* BEGIN Provided data *

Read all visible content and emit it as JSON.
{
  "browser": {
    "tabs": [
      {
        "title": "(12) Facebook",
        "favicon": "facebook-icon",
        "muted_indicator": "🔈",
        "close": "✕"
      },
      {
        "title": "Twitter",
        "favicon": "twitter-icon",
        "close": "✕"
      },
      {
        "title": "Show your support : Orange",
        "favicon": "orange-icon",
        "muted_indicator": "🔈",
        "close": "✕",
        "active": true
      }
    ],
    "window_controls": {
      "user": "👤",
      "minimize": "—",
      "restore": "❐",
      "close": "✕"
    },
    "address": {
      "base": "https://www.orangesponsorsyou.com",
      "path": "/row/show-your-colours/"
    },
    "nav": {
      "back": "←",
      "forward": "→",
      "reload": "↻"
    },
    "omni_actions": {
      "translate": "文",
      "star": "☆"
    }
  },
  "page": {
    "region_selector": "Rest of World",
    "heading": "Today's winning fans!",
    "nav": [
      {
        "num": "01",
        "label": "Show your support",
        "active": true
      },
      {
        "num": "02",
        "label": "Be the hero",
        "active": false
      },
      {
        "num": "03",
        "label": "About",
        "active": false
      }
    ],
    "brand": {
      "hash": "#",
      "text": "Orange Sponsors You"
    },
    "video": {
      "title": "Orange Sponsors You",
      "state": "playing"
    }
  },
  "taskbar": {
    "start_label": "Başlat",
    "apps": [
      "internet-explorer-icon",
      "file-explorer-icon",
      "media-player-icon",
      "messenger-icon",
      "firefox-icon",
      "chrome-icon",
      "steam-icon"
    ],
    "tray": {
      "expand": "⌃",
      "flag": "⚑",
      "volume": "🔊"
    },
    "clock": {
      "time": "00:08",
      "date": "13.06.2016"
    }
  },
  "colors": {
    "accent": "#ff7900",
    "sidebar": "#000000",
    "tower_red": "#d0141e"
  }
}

* END Provided data *

- **Written task**: Scan the lines for the string "title". Copy out each line that matches.

- **Task output**:
        "title": "(12) Facebook",
        "title": "Twitter",
        "title": "Show your support : Orange",
      "title": "Orange Sponsors You",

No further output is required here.